* Requirements
Check each line of the records for "olivat"; collect those that have it.

--

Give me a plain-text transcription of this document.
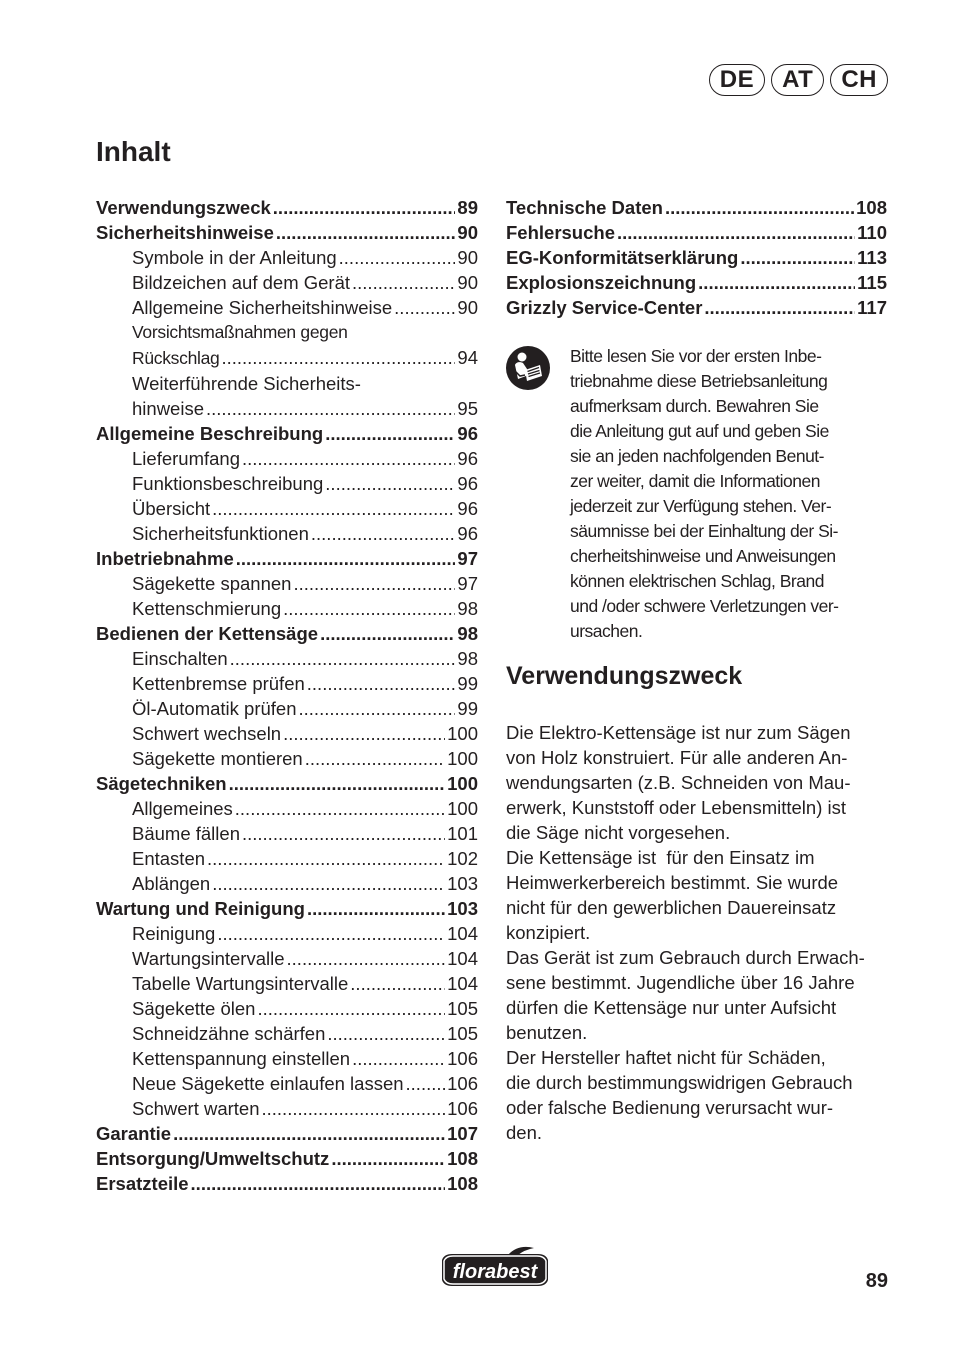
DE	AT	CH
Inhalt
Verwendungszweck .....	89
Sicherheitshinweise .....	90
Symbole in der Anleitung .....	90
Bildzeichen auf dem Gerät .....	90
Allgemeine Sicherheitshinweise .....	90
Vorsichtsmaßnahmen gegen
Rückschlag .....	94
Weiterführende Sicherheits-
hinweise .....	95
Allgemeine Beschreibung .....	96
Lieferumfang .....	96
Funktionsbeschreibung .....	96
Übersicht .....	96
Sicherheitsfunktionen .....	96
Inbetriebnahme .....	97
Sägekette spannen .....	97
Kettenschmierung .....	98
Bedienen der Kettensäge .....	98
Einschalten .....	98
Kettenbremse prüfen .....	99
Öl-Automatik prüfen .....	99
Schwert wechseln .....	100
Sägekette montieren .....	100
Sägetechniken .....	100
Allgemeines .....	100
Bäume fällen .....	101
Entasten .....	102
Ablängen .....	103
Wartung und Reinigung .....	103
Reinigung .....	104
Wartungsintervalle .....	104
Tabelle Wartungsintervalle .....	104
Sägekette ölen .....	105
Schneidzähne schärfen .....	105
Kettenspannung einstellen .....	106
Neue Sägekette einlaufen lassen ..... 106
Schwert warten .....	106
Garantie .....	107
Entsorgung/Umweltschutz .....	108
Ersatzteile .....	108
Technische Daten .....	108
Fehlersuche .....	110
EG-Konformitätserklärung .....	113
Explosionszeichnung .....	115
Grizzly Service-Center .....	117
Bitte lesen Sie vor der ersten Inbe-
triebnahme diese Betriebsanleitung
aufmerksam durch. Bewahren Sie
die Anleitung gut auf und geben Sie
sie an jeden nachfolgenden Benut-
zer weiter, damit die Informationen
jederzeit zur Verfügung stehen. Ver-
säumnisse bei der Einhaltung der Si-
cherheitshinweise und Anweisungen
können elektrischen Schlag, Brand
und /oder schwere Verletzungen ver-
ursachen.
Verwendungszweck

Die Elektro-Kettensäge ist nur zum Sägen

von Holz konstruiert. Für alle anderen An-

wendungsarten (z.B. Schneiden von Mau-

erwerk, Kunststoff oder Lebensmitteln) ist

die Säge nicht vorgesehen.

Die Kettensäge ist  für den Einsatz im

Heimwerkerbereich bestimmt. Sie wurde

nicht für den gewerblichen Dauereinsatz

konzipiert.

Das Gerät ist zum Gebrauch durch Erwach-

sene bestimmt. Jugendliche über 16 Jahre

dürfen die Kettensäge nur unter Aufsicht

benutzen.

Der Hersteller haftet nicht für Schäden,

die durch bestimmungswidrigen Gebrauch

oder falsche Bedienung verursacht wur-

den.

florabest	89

--

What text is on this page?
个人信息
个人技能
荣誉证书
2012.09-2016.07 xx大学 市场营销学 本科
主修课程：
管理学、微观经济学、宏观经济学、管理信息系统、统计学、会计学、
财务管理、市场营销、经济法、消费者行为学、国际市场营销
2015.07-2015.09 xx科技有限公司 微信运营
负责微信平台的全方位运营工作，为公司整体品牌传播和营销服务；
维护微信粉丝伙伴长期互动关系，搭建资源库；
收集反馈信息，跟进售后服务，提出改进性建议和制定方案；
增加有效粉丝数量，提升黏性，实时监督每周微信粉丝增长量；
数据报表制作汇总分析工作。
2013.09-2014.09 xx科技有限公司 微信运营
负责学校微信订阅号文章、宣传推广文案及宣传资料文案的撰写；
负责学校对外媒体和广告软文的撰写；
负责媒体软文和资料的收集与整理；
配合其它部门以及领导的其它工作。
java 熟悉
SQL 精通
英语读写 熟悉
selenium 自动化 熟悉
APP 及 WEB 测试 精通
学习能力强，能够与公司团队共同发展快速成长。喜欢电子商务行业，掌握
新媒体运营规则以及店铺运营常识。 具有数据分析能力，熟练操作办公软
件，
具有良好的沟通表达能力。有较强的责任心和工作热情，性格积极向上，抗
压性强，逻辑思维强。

--

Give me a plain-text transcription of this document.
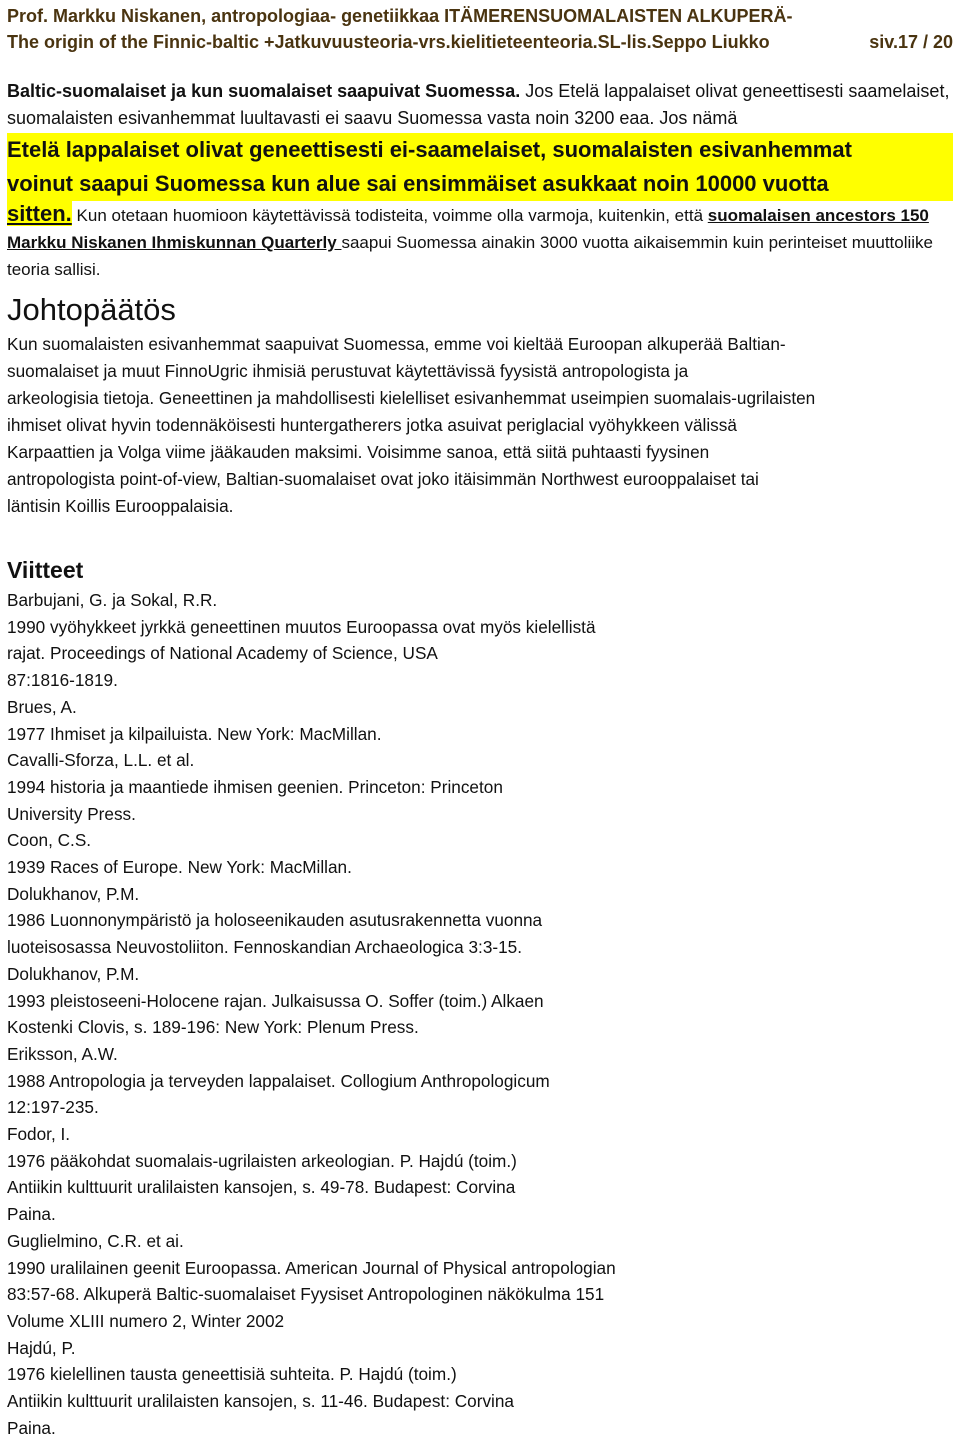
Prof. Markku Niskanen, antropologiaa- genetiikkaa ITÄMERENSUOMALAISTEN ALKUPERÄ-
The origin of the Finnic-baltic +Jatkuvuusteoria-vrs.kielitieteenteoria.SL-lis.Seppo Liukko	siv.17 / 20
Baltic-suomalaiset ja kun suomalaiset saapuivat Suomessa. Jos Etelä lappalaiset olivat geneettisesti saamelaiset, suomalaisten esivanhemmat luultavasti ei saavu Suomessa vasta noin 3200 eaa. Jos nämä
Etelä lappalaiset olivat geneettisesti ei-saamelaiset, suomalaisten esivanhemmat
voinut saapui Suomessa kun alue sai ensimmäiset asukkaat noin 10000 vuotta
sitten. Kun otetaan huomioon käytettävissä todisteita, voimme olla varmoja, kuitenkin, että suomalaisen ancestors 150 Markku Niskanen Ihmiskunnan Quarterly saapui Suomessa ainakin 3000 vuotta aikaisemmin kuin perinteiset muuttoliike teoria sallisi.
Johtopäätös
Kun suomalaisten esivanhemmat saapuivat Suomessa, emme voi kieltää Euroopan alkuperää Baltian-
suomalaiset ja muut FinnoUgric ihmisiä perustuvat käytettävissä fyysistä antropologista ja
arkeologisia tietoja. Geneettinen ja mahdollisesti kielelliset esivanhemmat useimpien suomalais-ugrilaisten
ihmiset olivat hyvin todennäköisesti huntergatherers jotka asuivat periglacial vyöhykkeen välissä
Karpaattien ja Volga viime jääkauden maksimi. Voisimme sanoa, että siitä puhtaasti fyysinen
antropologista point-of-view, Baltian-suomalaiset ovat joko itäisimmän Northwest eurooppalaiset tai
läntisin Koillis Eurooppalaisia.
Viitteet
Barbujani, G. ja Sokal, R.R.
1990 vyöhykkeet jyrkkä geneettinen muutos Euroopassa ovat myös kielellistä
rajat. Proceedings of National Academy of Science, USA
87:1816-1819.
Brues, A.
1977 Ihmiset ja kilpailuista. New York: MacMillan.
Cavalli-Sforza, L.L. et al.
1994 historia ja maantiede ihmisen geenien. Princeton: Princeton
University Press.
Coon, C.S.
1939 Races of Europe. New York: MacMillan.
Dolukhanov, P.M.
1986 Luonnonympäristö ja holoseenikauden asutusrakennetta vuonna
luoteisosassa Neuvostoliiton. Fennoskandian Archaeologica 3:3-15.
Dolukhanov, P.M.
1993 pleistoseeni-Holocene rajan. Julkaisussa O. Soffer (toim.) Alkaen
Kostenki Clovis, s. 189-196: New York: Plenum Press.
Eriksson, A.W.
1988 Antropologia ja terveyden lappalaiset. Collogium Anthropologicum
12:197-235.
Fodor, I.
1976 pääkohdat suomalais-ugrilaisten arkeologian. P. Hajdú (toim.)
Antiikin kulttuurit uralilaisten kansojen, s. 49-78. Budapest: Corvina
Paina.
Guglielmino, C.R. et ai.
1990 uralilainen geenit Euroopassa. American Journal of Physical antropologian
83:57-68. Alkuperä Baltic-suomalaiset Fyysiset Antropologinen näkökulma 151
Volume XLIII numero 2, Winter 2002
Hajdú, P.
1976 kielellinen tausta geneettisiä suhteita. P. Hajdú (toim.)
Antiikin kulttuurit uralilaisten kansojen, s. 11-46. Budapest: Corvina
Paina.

--

* Answer to this problem
Baltic-suomalaiset ja kun suomalaiset saapuivat Suomessa. Jos Etelä lappalaiset olivat geneettisesti saamelaiset, suomalaisten esivanhemmat luultavasti ei saavu Suomessa vasta noin 3200 eaa. Jos nämä
Etelä lappalaiset olivat geneettisesti ei-saamelaiset, suomalaisten esivanhemmat
ihmiset olivat hyvin todennäköisesti huntergatherers jotka asuivat periglacial vyöhykkeen välissä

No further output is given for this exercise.